**TASK REQUIREMENTS:**
Omit any picture, and return the remaining data exactly as written.

**LISTED RECORDS:**
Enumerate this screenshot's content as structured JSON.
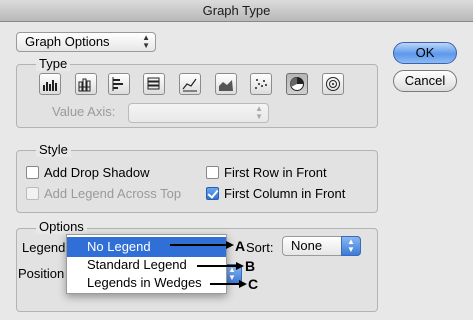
{
  "window": {
    "title": "Graph Type"
  },
  "panel_select": {
    "value": "Graph Options"
  },
  "type_group": {
    "title": "Type",
    "graph_types": [
      {
        "name": "column-graph"
      },
      {
        "name": "stacked-column-graph"
      },
      {
        "name": "bar-graph"
      },
      {
        "name": "stacked-bar-graph"
      },
      {
        "name": "line-graph"
      },
      {
        "name": "area-graph"
      },
      {
        "name": "scatter-graph"
      },
      {
        "name": "pie-graph",
        "selected": true
      },
      {
        "name": "radar-graph"
      }
    ],
    "value_axis_label": "Value Axis:",
    "value_axis_value": ""
  },
  "style_group": {
    "title": "Style",
    "add_drop_shadow": {
      "label": "Add Drop Shadow",
      "checked": false
    },
    "first_row_in_front": {
      "label": "First Row in Front",
      "checked": false
    },
    "add_legend_across_top": {
      "label": "Add Legend Across Top",
      "checked": false,
      "disabled": true
    },
    "first_column_in_front": {
      "label": "First Column in Front",
      "checked": true
    }
  },
  "options_group": {
    "title": "Options",
    "legend_label": "Legend",
    "position_label": "Position",
    "sort_label": "Sort:",
    "sort_value": "None",
    "legend_menu": [
      "No Legend",
      "Standard Legend",
      "Legends in Wedges"
    ],
    "legend_selected_index": 0
  },
  "buttons": {
    "ok": "OK",
    "cancel": "Cancel"
  },
  "callouts": [
    "A",
    "B",
    "C"
  ],
  "colors": {
    "accent": "#2f6fd6",
    "default_button": "#5d98ea"
  }
}
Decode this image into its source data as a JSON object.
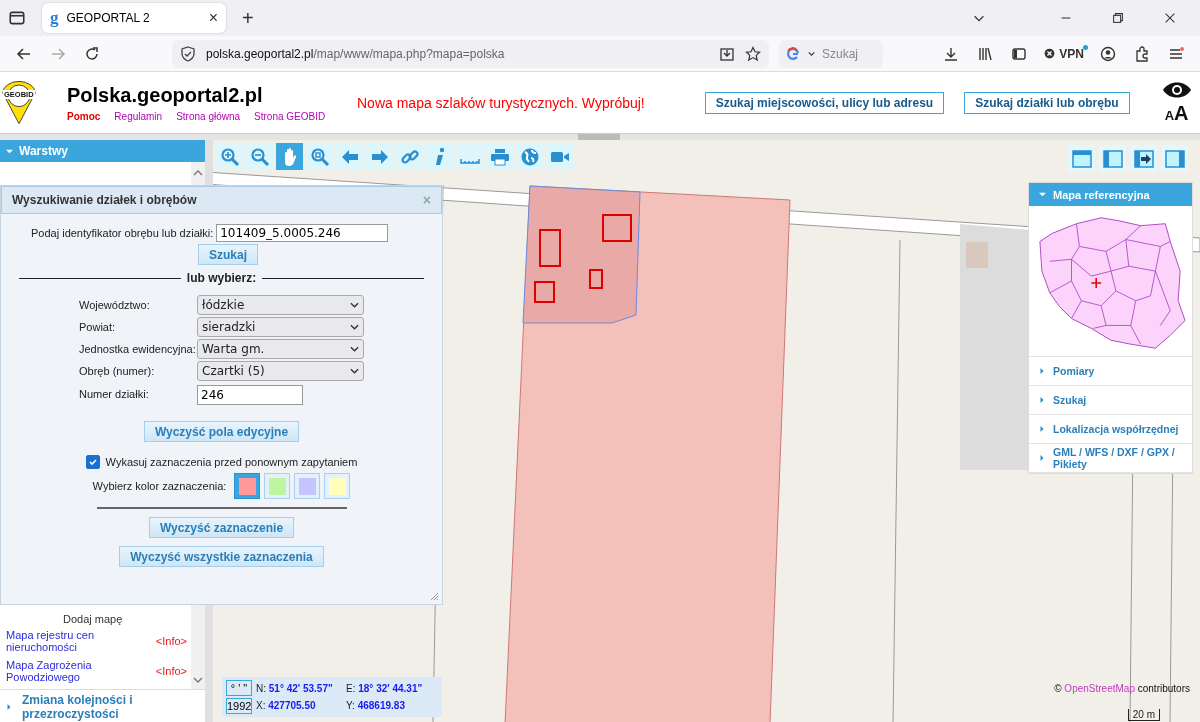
{
  "browser": {
    "tab": {
      "favicon": "g",
      "title": "GEOPORTAL 2",
      "close": "×"
    },
    "new_tab": "+",
    "url": {
      "host": "polska.geoportal2.pl",
      "path": "/map/www/mapa.php?mapa=polska"
    },
    "search": {
      "placeholder": "Szukaj"
    },
    "vpn": "VPN"
  },
  "header": {
    "logo_text": "GEOBID",
    "title": "Polska.geoportal2.pl",
    "links": [
      {
        "label": "Pomoc",
        "kind": "help"
      },
      {
        "label": "Regulamin",
        "kind": "link"
      },
      {
        "label": "Strona główna",
        "kind": "link"
      },
      {
        "label": "Strona GEOBID",
        "kind": "link"
      }
    ],
    "promo": "Nowa mapa szlaków turystycznych. Wypróbuj!",
    "buttons": [
      "Szukaj miejscowości, ulicy lub adresu",
      "Szukaj działki lub obrębu"
    ],
    "font_size": {
      "small": "A",
      "large": "A"
    }
  },
  "sidebar": {
    "title": "Warstwy",
    "expanded": true,
    "partial_item": "Dodaj mapę",
    "items": [
      {
        "label": "Mapa rejestru cen nieruchomości",
        "info": "<Info>"
      },
      {
        "label": "Mapa Zagrożenia Powodziowego",
        "info": "<Info>"
      }
    ],
    "bottom_item": {
      "label": "Zmiana kolejności i przezroczystości",
      "expanded": false
    }
  },
  "toolbar": [
    {
      "kind": "zoom-in",
      "selected": false
    },
    {
      "kind": "zoom-out",
      "selected": false
    },
    {
      "kind": "pan",
      "selected": true
    },
    {
      "kind": "zoom-extent",
      "selected": false
    },
    {
      "kind": "back",
      "selected": false
    },
    {
      "kind": "forward",
      "selected": false
    },
    {
      "kind": "link",
      "selected": false
    },
    {
      "kind": "info",
      "selected": false
    },
    {
      "kind": "measure",
      "selected": false
    },
    {
      "kind": "print",
      "selected": false
    },
    {
      "kind": "globe",
      "selected": false
    },
    {
      "kind": "video",
      "selected": false
    }
  ],
  "view_buttons": [
    {
      "kind": "top"
    },
    {
      "kind": "left"
    },
    {
      "kind": "export"
    },
    {
      "kind": "right"
    }
  ],
  "dialog": {
    "title": "Wyszukiwanie działek i obrębów",
    "close": "×",
    "id_field": {
      "label": "Podaj identyfikator obrębu lub działki:",
      "value": "101409_5.0005.246"
    },
    "search_button": "Szukaj",
    "divider": "lub wybierz:",
    "selects": [
      {
        "label": "Województwo:",
        "value": "łódzkie"
      },
      {
        "label": "Powiat:",
        "value": "sieradzki"
      },
      {
        "label": "Jednostka ewidencyjna:",
        "value": "Warta gm."
      },
      {
        "label": "Obręb (numer):",
        "value": "Czartki (5)"
      }
    ],
    "number_field": {
      "label": "Numer działki:",
      "value": "246"
    },
    "clear_fields_button": "Wyczyść pola edycyjne",
    "checkbox": {
      "label": "Wykasuj zaznaczenia przed ponownym zapytaniem",
      "checked": true
    },
    "color_label": "Wybierz kolor zaznaczenia:",
    "swatches": [
      {
        "color": "#ff9999",
        "selected": true
      },
      {
        "color": "#bff5a0",
        "selected": false
      },
      {
        "color": "#c4c4ff",
        "selected": false
      },
      {
        "color": "#ffffbb",
        "selected": false
      }
    ],
    "buttons": [
      "Wyczyść zaznaczenie",
      "Wyczyść wszystkie zaznaczenia"
    ]
  },
  "reference_panel": {
    "title": "Mapa referencyjna",
    "expanded": true,
    "items": [
      {
        "label": "Pomiary",
        "expanded": false
      },
      {
        "label": "Szukaj",
        "expanded": false
      },
      {
        "label": "Lokalizacja współrzędnej",
        "expanded": false
      },
      {
        "label": "GML / WFS / DXF / GPX / Pikiety",
        "expanded": false
      }
    ]
  },
  "coordinates": {
    "format_button": "° ' \"",
    "system_button": "1992",
    "rows": [
      [
        {
          "label": "N:",
          "value": "51° 42' 53.57\""
        },
        {
          "label": "E:",
          "value": "18° 32' 44.31\""
        }
      ],
      [
        {
          "label": "X:",
          "value": "427705.50"
        },
        {
          "label": "Y:",
          "value": "468619.83"
        }
      ]
    ]
  },
  "attribution": {
    "prefix": "©",
    "link": "OpenStreetMap",
    "suffix": "contributors"
  },
  "scale": "20 m"
}
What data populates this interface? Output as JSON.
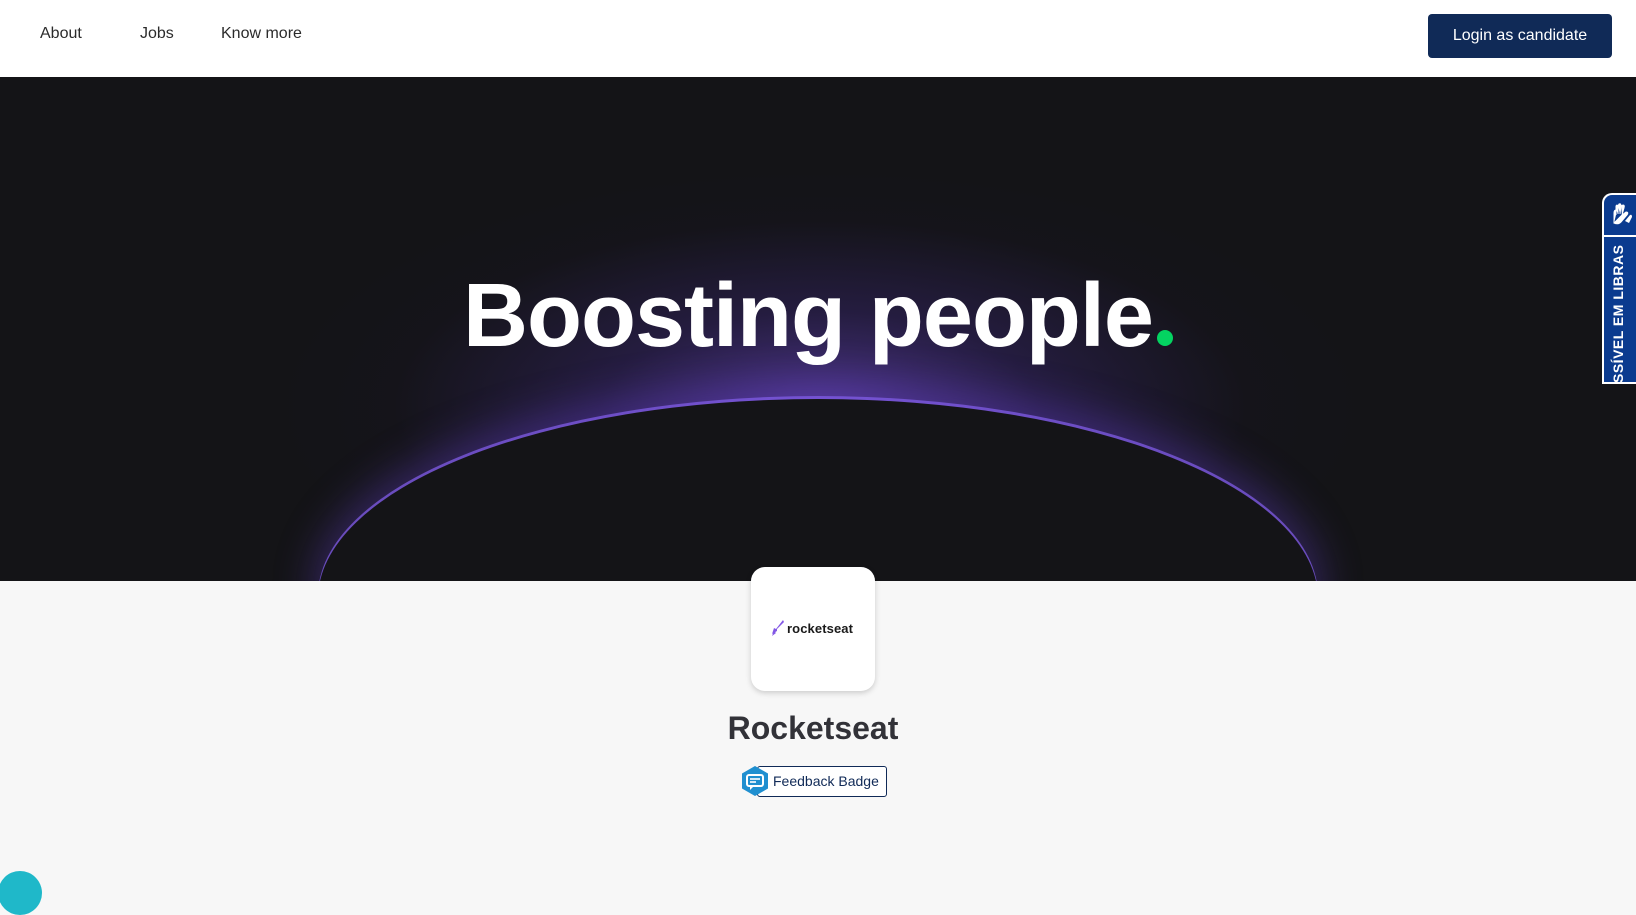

**SOLUTION:**
Enumerate this screenshot's content as structured JSON.
{
  "window": {
    "title": "Graph Type"
  },
  "panel_select": {
    "value": "Graph Options"
  },
  "type_group": {
    "title": "Type",
    "graph_types": [
      {
        "name": "column-graph"
      },
      {
        "name": "stacked-column-graph"
      },
      {
        "name": "bar-graph"
      },
      {
        "name": "stacked-bar-graph"
      },
      {
        "name": "line-graph"
      },
      {
        "name": "area-graph"
      },
      {
        "name": "scatter-graph"
      },
      {
        "name": "pie-graph",
        "selected": true
      },
      {
        "name": "radar-graph"
      }
    ],
    "value_axis_label": "Value Axis:",
    "value_axis_value": ""
  },
  "style_group": {
    "title": "Style",
    "add_drop_shadow": {
      "label": "Add Drop Shadow",
      "checked": false
    },
    "first_row_in_front": {
      "label": "First Row in Front",
      "checked": false
    },
    "add_legend_across_top": {
      "label": "Add Legend Across Top",
      "checked": false,
      "disabled": true
    },
    "first_column_in_front": {
      "label": "First Column in Front",
      "checked": true
    }
  },
  "options_group": {
    "title": "Options",
    "legend_label": "Legend",
    "position_label": "Position",
    "sort_label": "Sort:",
    "sort_value": "None",
    "legend_menu": [
      "No Legend",
      "Standard Legend",
      "Legends in Wedges"
    ],
    "legend_selected_index": 0
  },
  "buttons": {
    "ok": "OK",
    "cancel": "Cancel"
  },
  "callouts": [
    "A",
    "B",
    "C"
  ],
  "colors": {
    "accent": "#2f6fd6",
    "default_button": "#5d98ea"
  }
}
Decode this image into its source data as a JSON object.
{
  "browser": {
    "tab": {
      "favicon": "g",
      "title": "GEOPORTAL 2",
      "close": "×"
    },
    "new_tab": "+",
    "url": {
      "host": "polska.geoportal2.pl",
      "path": "/map/www/mapa.php?mapa=polska"
    },
    "search": {
      "placeholder": "Szukaj"
    },
    "vpn": "VPN"
  },
  "header": {
    "logo_text": "GEOBID",
    "title": "Polska.geoportal2.pl",
    "links": [
      {
        "label": "Pomoc",
        "kind": "help"
      },
      {
        "label": "Regulamin",
        "kind": "link"
      },
      {
        "label": "Strona główna",
        "kind": "link"
      },
      {
        "label": "Strona GEOBID",
        "kind": "link"
      }
    ],
    "promo": "Nowa mapa szlaków turystycznych. Wypróbuj!",
    "buttons": [
      "Szukaj miejscowości, ulicy lub adresu",
      "Szukaj działki lub obrębu"
    ],
    "font_size": {
      "small": "A",
      "large": "A"
    }
  },
  "sidebar": {
    "title": "Warstwy",
    "expanded": true,
    "partial_item": "Dodaj mapę",
    "items": [
      {
        "label": "Mapa rejestru cen nieruchomości",
        "info": "<Info>"
      },
      {
        "label": "Mapa Zagrożenia Powodziowego",
        "info": "<Info>"
      }
    ],
    "bottom_item": {
      "label": "Zmiana kolejności i przezroczystości",
      "expanded": false
    }
  },
  "toolbar": [
    {
      "kind": "zoom-in",
      "selected": false
    },
    {
      "kind": "zoom-out",
      "selected": false
    },
    {
      "kind": "pan",
      "selected": true
    },
    {
      "kind": "zoom-extent",
      "selected": false
    },
    {
      "kind": "back",
      "selected": false
    },
    {
      "kind": "forward",
      "selected": false
    },
    {
      "kind": "link",
      "selected": false
    },
    {
      "kind": "info",
      "selected": false
    },
    {
      "kind": "measure",
      "selected": false
    },
    {
      "kind": "print",
      "selected": false
    },
    {
      "kind": "globe",
      "selected": false
    },
    {
      "kind": "video",
      "selected": false
    }
  ],
  "view_buttons": [
    {
      "kind": "top"
    },
    {
      "kind": "left"
    },
    {
      "kind": "export"
    },
    {
      "kind": "right"
    }
  ],
  "dialog": {
    "title": "Wyszukiwanie działek i obrębów",
    "close": "×",
    "id_field": {
      "label": "Podaj identyfikator obrębu lub działki:",
      "value": "101409_5.0005.246"
    },
    "search_button": "Szukaj",
    "divider": "lub wybierz:",
    "selects": [
      {
        "label": "Województwo:",
        "value": "łódzkie"
      },
      {
        "label": "Powiat:",
        "value": "sieradzki"
      },
      {
        "label": "Jednostka ewidencyjna:",
        "value": "Warta gm."
      },
      {
        "label": "Obręb (numer):",
        "value": "Czartki (5)"
      }
    ],
    "number_field": {
      "label": "Numer działki:",
      "value": "246"
    },
    "clear_fields_button": "Wyczyść pola edycyjne",
    "checkbox": {
      "label": "Wykasuj zaznaczenia przed ponownym zapytaniem",
      "checked": true
    },
    "color_label": "Wybierz kolor zaznaczenia:",
    "swatches": [
      {
        "color": "#ff9999",
        "selected": true
      },
      {
        "color": "#bff5a0",
        "selected": false
      },
      {
        "color": "#c4c4ff",
        "selected": false
      },
      {
        "color": "#ffffbb",
        "selected": false
      }
    ],
    "buttons": [
      "Wyczyść zaznaczenie",
      "Wyczyść wszystkie zaznaczenia"
    ]
  },
  "reference_panel": {
    "title": "Mapa referencyjna",
    "expanded": true,
    "items": [
      {
        "label": "Pomiary",
        "expanded": false
      },
      {
        "label": "Szukaj",
        "expanded": false
      },
      {
        "label": "Lokalizacja współrzędnej",
        "expanded": false
      },
      {
        "label": "GML / WFS / DXF / GPX / Pikiety",
        "expanded": false
      }
    ]
  },
  "coordinates": {
    "format_button": "° ' \"",
    "system_button": "1992",
    "rows": [
      [
        {
          "label": "N:",
          "value": "51° 42' 53.57\""
        },
        {
          "label": "E:",
          "value": "18° 32' 44.31\""
        }
      ],
      [
        {
          "label": "X:",
          "value": "427705.50"
        },
        {
          "label": "Y:",
          "value": "468619.83"
        }
      ]
    ]
  },
  "attribution": {
    "prefix": "©",
    "link": "OpenStreetMap",
    "suffix": "contributors"
  },
  "scale": "20 m"
}
What data populates this interface? Output as JSON.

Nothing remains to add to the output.